▶ DESCRIPTION OF THE TASK: From the listing below, pick out each line with the word "запрещенной".

▶ Items listed in a dataset:
---
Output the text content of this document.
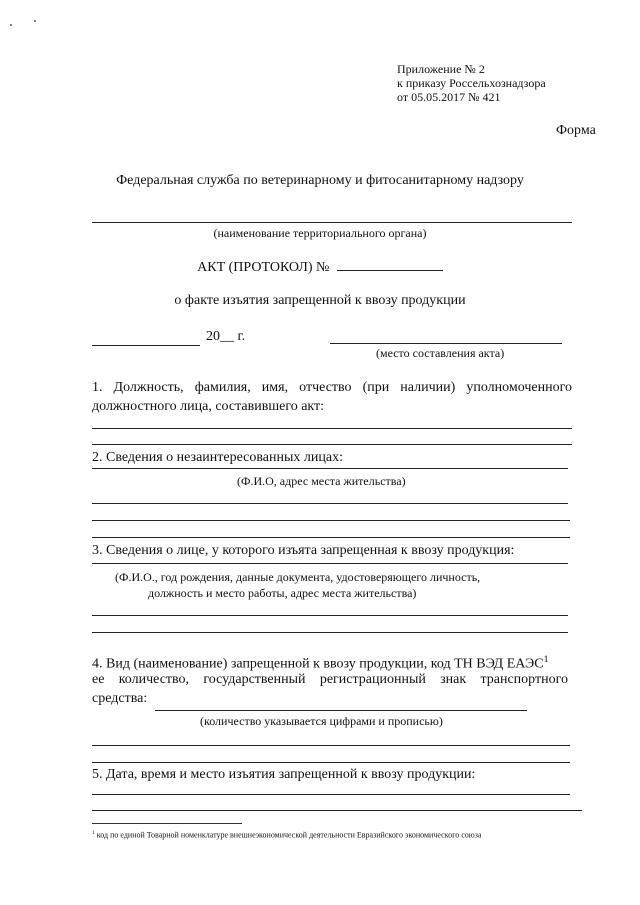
Приложение № 2
к приказу Россельхознадзора
от 05.05.2017 № 421
Форма
Федеральная служба по ветеринарному и фитосанитарному надзору
(наименование территориального органа)
АКТ (ПРОТОКОЛ) №
о факте изъятия запрещенной к ввозу продукции
20__ г.
(место составления акта)
1. Должность, фамилия, имя, отчество (при наличии) уполномоченного
должностного лица, составившего акт:
2. Сведения о незаинтересованных лицах:
(Ф.И.О, адрес места жительства)
3. Сведения о лице, у которого изъята запрещенная к ввозу продукция:
(Ф.И.О., год рождения, данные документа, удостоверяющего личность,
должность и место работы, адрес места жительства)
4. Вид (наименование) запрещенной к ввозу продукции, код ТН ВЭД ЕАЭС$^1$
ее количество, государственный регистрационный знак транспортного
средства:
(количество указывается цифрами и прописью)
5. Дата, время и место изъятия запрещенной к ввозу продукции:
$^1$ код по единой Товарной номенклатуре внешнеэкономической деятельности Евразийского экономического союза
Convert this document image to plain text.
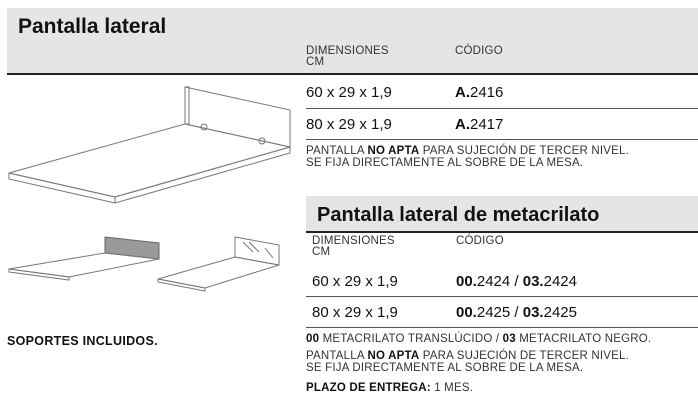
Pantalla lateral
DIMENSIONES
CM
CÓDIGO
60 x 29 x 1,9	A.2416
80 x 29 x 1,9	A.2417
PANTALLA NO APTA PARA SUJECIÓN DE TERCER NIVEL.
SE FIJA DIRECTAMENTE AL SOBRE DE LA MESA.
Pantalla lateral de metacrilato
DIMENSIONES
CM
CÓDIGO
60 x 29 x 1,9	00.2424 / 03.2424
80 x 29 x 1,9	00.2425 / 03.2425
00 METACRILATO TRANSLÚCIDO / 03 METACRILATO NEGRO.
PANTALLA NO APTA PARA SUJECIÓN DE TERCER NIVEL.
SE FIJA DIRECTAMENTE AL SOBRE DE LA MESA.
PLAZO DE ENTREGA: 1 MES.
SOPORTES INCLUIDOS.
---
▶ FULL SOLUTION:
о факте изъятия запрещенной к ввозу продукции
4. Вид (наименование) запрещенной к ввозу продукции, код ТН ВЭД ЕАЭС$^1$
5. Дата, время и место изъятия запрещенной к ввозу продукции:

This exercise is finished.